/---
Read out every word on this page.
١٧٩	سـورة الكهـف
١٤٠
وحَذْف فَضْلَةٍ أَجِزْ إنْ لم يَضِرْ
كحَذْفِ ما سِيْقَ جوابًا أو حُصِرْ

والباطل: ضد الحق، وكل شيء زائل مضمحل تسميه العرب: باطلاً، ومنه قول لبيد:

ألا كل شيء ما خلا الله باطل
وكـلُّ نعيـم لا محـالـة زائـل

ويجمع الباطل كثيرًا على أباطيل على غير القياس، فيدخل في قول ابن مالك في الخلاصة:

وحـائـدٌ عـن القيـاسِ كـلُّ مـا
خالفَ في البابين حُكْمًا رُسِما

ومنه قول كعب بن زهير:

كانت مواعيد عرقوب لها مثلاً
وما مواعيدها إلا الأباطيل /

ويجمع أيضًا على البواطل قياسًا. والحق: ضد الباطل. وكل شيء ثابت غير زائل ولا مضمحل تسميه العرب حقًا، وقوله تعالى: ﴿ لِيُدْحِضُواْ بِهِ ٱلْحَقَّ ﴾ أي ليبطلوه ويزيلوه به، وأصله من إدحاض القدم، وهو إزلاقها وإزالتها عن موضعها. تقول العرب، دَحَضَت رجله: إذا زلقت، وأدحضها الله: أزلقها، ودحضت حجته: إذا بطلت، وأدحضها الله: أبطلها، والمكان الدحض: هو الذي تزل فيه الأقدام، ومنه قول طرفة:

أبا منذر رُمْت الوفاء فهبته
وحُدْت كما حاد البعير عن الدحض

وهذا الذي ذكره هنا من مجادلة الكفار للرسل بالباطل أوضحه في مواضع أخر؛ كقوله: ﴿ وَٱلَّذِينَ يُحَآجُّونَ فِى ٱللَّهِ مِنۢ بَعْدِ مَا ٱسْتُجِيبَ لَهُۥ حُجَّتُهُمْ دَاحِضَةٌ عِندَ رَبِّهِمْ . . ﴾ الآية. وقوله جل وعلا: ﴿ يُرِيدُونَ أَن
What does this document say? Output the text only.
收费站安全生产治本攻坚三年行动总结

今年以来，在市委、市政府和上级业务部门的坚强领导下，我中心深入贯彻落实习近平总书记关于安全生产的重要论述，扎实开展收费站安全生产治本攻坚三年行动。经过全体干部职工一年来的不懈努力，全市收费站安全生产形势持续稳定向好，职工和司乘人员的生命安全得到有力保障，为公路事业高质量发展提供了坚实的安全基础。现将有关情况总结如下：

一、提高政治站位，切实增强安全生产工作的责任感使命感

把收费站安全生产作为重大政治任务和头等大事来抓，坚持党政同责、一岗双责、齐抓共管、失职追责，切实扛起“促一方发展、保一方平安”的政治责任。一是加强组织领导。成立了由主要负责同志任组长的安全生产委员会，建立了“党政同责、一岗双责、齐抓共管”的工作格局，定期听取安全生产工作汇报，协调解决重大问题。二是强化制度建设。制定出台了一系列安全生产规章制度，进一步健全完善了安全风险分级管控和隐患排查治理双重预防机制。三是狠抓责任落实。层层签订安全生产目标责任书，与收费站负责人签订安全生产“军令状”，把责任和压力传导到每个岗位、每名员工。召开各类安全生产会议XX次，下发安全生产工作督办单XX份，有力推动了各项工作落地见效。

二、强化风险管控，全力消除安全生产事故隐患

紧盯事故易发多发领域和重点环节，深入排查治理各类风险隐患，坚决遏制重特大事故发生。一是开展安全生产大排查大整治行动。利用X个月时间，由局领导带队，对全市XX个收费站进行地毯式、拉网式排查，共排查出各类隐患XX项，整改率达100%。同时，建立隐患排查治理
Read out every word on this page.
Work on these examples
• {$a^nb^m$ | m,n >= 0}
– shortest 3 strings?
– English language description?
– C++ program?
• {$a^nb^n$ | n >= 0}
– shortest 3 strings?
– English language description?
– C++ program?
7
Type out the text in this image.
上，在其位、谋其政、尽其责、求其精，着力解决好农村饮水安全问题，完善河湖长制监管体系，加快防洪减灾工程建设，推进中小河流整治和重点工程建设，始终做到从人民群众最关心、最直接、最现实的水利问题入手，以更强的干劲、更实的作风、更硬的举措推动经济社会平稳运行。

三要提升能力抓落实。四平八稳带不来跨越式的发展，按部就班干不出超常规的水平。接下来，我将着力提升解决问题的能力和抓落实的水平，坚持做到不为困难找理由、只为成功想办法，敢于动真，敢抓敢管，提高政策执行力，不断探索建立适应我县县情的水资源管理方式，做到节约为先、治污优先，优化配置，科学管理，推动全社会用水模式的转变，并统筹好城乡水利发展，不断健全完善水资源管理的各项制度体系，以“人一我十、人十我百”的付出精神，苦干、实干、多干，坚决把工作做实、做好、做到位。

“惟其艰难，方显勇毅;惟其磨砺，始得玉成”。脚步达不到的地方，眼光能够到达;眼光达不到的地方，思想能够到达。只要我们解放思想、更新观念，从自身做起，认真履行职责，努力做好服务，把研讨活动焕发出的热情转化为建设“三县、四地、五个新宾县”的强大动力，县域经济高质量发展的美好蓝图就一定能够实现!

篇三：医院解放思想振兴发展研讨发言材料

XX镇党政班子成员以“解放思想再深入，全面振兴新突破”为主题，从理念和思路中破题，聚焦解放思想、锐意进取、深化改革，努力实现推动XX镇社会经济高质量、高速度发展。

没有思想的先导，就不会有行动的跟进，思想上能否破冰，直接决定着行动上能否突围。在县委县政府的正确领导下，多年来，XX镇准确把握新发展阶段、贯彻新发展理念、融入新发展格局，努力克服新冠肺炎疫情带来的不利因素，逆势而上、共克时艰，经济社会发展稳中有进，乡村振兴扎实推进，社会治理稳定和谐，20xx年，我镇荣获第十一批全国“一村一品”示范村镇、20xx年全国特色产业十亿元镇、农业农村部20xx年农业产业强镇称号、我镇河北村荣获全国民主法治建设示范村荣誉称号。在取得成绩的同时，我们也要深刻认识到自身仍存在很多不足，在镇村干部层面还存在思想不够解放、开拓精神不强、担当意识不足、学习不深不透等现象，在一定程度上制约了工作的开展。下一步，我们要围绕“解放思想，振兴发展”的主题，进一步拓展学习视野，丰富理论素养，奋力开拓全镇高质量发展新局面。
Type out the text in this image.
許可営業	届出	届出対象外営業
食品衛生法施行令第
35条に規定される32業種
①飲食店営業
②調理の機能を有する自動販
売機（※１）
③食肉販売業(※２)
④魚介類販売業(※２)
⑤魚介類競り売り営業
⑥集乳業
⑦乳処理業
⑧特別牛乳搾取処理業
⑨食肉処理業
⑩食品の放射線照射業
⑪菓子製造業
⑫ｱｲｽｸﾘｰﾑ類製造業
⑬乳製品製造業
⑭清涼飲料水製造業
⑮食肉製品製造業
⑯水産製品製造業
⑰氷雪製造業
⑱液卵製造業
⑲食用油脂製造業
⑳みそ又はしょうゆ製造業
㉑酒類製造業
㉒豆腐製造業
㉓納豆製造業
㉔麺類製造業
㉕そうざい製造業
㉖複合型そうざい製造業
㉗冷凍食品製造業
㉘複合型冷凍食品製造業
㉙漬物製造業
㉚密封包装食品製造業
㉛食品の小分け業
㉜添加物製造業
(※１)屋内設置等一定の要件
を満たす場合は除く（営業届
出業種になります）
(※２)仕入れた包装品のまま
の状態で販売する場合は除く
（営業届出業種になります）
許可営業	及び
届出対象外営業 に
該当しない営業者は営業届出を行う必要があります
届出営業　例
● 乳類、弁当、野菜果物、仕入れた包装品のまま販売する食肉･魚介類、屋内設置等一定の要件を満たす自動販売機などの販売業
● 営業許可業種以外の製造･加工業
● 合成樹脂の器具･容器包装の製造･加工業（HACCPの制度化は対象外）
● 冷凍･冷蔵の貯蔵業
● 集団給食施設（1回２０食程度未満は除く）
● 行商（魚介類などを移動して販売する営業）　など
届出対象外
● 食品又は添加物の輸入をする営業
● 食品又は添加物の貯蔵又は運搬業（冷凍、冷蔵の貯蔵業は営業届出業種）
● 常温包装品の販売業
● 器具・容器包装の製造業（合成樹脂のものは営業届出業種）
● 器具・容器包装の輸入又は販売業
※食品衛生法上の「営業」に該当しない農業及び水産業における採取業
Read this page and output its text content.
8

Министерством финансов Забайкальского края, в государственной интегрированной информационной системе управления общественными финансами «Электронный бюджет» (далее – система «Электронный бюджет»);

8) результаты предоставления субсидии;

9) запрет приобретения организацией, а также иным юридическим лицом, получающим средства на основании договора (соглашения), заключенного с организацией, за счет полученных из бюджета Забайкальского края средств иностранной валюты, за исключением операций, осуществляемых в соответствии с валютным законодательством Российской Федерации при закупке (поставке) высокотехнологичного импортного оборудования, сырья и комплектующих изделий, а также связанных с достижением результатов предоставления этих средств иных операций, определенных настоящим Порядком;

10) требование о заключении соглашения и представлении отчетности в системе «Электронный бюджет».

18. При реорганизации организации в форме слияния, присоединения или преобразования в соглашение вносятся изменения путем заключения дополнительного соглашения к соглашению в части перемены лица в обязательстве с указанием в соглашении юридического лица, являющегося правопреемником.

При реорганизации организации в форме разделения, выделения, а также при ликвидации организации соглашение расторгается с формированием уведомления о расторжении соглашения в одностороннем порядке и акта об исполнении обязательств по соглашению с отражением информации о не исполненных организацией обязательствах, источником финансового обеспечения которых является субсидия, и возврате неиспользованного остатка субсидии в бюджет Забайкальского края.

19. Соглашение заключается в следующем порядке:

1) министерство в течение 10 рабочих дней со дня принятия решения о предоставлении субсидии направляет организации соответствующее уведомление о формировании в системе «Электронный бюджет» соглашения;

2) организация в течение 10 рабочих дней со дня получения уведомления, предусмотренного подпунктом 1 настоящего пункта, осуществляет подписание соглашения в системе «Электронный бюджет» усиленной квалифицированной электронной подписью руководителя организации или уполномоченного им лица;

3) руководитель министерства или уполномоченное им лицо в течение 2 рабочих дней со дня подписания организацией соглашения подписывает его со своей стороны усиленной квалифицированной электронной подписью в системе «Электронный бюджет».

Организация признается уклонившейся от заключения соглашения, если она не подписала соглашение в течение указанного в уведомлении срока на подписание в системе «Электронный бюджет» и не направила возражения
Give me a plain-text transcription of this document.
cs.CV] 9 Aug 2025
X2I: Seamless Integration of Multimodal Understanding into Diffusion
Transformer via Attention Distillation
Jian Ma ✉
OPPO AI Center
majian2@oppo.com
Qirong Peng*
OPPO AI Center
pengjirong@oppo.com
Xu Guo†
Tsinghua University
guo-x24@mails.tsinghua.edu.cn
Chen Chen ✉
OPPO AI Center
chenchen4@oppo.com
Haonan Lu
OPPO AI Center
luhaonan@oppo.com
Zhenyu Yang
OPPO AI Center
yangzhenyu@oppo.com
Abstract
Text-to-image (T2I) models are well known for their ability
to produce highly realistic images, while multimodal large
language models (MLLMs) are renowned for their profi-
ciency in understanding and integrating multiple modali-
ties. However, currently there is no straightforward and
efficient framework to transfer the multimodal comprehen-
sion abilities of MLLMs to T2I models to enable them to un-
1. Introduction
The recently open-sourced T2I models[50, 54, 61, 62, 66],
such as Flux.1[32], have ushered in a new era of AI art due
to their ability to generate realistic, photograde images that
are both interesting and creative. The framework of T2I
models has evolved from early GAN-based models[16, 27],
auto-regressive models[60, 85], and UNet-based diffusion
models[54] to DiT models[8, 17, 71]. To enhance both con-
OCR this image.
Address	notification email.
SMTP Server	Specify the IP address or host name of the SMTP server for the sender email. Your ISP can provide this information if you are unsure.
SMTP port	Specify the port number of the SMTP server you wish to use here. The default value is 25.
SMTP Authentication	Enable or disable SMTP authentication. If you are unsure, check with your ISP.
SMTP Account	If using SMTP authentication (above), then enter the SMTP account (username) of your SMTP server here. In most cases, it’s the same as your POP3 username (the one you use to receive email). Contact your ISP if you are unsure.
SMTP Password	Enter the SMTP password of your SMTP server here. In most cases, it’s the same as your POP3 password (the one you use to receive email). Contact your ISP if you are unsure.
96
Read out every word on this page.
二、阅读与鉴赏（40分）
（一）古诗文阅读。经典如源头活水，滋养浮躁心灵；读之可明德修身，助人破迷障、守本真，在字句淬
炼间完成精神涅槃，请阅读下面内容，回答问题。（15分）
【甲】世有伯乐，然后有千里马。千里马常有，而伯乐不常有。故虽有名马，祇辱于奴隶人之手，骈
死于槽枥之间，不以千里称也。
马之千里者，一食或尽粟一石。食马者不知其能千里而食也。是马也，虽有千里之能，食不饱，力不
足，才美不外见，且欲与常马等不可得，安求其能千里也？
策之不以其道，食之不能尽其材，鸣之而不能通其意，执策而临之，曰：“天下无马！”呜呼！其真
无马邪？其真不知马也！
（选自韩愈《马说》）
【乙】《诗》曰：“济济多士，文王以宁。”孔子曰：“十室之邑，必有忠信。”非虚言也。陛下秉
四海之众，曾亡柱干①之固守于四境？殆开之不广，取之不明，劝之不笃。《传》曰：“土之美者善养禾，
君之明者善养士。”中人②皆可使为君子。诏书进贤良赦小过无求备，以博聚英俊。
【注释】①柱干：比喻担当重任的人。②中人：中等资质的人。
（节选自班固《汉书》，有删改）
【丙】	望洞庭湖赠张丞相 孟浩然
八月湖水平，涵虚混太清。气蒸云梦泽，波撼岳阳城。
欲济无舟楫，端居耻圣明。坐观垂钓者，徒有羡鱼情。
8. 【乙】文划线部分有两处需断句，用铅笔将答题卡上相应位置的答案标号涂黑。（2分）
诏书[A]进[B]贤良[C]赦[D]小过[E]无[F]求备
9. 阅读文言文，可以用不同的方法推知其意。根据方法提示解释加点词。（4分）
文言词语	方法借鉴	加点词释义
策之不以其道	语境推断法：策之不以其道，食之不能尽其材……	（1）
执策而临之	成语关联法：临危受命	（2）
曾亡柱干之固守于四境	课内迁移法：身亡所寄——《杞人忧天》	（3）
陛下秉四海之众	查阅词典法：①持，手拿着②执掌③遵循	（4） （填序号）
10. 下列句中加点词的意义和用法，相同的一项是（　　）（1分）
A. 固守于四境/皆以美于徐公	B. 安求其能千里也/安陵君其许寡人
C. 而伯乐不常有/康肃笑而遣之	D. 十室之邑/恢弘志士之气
\---
**DIRECTIONS**:
Take every line from the data that contains the word "также".

**TASK RESPONSE**:
9) запрет приобретения организацией, а также иным юридическим лицом, получающим средства на основании договора (соглашения), заключенного с организацией, за счет полученных из бюджета Забайкальского края средств иностранной валюты, за исключением операций, осуществляемых в соответствии с валютным законодательством Российской Федерации при закупке (поставке) высокотехнологичного импортного оборудования, сырья и комплектующих изделий, а также связанных с достижением результатов предоставления этих средств иных операций, определенных настоящим Порядком;
При реорганизации организации в форме разделения, выделения, а также при ликвидации организации соглашение расторгается с формированием уведомления о расторжении соглашения в одностороннем порядке и акта об исполнении обязательств по соглашению с отражением информации о не исполненных организацией обязательствах, источником финансового обеспечения которых является субсидия, и возврате неиспользованного остатка субсидии в бюджет Забайкальского края.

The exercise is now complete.